Short problem ▸
Identify each line in the records below that contains the word "values", and copy it.

Exercise data ▸
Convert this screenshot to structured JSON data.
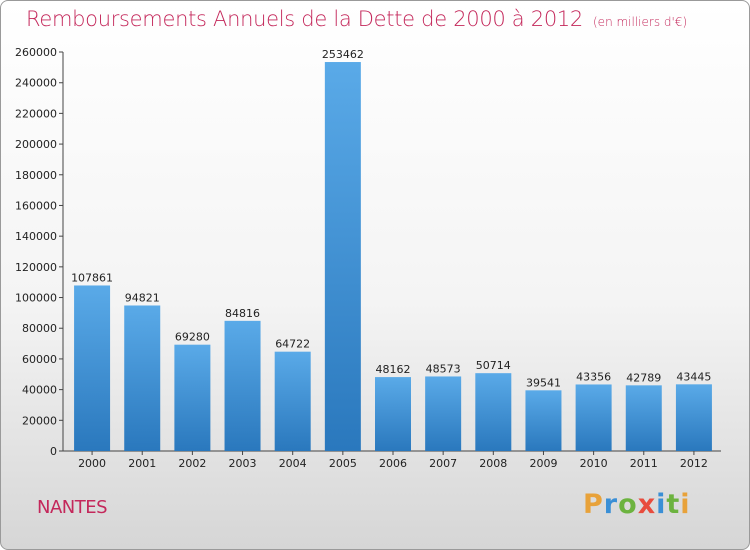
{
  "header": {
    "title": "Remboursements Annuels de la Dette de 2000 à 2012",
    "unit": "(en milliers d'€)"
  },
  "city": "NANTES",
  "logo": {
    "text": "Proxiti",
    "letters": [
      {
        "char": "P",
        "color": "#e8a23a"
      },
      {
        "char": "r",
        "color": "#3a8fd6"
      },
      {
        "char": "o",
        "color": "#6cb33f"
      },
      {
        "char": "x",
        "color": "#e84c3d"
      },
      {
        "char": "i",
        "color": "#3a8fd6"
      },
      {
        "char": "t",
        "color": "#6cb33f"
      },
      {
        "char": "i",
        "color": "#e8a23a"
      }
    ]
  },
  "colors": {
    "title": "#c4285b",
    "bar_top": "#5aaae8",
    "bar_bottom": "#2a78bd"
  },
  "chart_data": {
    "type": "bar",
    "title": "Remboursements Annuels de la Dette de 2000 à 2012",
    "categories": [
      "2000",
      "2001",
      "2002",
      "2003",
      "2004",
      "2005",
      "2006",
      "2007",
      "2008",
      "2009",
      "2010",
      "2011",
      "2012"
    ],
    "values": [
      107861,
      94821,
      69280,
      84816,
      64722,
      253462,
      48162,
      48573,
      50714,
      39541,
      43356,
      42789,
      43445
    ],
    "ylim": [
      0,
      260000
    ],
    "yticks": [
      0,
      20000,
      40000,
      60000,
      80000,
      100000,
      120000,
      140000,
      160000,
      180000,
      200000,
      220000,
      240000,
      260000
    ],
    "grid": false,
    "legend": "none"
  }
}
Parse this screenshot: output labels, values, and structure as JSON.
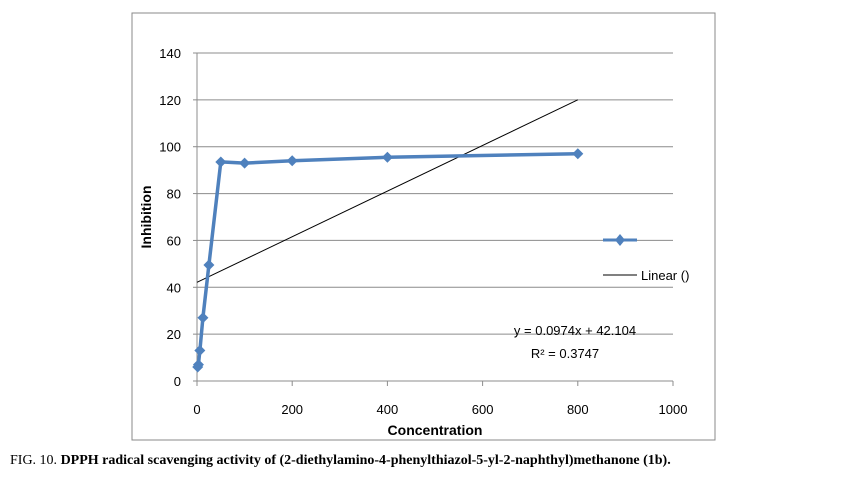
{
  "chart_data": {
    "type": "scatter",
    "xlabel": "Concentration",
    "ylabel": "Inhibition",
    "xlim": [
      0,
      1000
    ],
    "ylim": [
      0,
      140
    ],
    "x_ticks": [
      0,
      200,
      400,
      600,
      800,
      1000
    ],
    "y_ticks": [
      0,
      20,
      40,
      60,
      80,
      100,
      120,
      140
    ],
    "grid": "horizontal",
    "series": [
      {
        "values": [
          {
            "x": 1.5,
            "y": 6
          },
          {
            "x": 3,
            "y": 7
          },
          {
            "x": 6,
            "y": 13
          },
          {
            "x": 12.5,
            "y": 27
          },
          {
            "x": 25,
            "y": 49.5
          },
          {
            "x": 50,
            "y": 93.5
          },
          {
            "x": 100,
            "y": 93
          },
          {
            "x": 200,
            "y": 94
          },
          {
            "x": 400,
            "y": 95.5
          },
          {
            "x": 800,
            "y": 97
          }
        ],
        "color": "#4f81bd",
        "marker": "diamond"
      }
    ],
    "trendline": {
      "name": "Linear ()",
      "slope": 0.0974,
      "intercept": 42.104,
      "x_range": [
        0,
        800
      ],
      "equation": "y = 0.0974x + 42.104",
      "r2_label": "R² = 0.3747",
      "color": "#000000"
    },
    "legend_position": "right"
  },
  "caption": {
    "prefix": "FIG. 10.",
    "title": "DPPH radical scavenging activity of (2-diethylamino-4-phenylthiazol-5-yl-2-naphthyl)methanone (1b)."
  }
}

--

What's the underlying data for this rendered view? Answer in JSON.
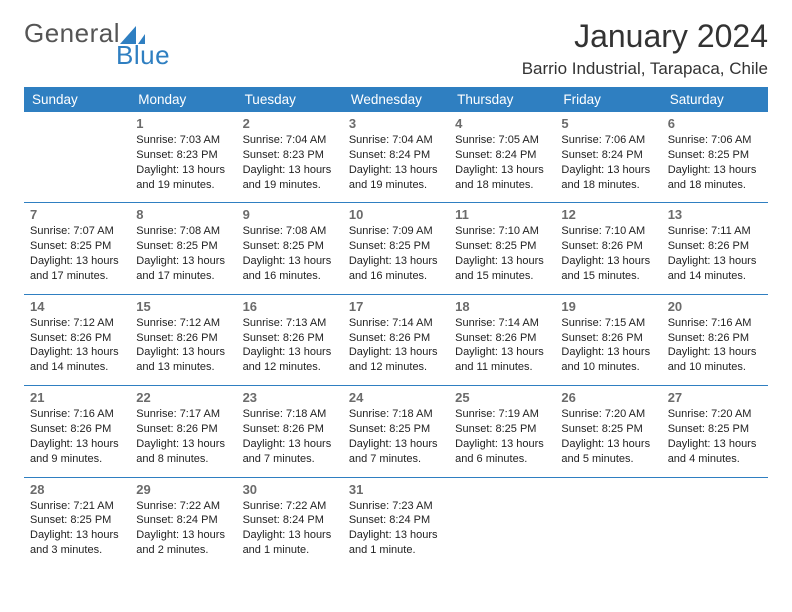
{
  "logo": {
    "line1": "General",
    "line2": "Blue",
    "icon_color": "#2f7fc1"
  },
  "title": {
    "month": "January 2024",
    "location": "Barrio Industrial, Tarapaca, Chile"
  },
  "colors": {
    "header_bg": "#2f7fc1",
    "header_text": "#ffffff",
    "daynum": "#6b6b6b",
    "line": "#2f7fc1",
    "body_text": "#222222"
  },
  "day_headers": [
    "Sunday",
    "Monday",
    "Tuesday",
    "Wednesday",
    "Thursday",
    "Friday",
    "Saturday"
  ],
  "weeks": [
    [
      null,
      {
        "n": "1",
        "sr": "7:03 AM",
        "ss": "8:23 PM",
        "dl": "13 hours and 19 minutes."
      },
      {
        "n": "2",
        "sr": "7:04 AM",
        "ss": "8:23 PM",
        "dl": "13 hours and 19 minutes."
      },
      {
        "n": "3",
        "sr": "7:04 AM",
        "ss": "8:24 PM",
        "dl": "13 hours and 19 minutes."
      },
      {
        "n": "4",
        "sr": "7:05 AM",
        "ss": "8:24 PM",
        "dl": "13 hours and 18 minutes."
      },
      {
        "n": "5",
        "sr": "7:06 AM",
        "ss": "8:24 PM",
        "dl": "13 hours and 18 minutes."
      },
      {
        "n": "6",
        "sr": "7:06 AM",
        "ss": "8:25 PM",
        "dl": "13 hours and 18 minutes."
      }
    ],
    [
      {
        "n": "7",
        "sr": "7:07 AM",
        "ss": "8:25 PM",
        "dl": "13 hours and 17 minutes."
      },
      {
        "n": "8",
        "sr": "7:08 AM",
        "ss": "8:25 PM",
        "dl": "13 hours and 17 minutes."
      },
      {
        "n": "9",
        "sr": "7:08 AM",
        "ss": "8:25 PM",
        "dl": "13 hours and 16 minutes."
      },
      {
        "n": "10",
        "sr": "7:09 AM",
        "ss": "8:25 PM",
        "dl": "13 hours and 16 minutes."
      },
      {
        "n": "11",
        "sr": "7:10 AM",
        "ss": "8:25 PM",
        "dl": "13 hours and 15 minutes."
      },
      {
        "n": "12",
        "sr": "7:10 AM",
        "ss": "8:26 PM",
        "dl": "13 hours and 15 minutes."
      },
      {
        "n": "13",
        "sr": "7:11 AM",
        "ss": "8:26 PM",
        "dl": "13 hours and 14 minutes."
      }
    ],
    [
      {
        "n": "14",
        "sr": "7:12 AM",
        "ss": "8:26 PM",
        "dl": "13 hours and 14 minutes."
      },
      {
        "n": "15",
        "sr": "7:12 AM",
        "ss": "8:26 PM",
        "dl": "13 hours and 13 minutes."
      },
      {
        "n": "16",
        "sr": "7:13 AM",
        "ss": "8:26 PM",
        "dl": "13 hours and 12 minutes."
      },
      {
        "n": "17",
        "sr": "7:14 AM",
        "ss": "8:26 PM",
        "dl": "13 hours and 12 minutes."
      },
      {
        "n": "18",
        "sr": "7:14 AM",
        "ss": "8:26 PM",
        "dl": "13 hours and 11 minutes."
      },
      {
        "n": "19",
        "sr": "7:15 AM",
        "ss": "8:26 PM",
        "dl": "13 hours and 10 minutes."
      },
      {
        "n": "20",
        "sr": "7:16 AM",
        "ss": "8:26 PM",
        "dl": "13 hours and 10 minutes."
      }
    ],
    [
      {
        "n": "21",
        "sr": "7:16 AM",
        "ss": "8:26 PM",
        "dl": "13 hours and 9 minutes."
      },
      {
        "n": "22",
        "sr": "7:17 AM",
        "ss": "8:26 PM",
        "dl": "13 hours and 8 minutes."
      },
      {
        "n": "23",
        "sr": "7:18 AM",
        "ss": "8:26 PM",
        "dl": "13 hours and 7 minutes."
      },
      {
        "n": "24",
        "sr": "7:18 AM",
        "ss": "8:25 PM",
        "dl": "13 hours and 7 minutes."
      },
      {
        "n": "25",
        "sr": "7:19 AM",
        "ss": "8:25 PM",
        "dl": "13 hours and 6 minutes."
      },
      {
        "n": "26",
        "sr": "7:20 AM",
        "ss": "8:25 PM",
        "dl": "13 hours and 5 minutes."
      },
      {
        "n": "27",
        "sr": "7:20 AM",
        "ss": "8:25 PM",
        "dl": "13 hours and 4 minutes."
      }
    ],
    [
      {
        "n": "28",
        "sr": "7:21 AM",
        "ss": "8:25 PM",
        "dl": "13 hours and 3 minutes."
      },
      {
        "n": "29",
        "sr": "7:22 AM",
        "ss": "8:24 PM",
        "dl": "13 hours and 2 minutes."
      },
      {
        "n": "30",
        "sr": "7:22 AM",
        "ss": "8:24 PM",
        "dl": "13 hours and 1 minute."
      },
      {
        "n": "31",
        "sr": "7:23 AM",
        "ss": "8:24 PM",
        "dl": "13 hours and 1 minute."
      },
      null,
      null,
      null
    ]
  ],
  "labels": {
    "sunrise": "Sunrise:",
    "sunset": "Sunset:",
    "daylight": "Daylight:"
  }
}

The answer ▸
    "values": [
Parse this screenshot: output labels, values, and structure as JSON.
        "values": [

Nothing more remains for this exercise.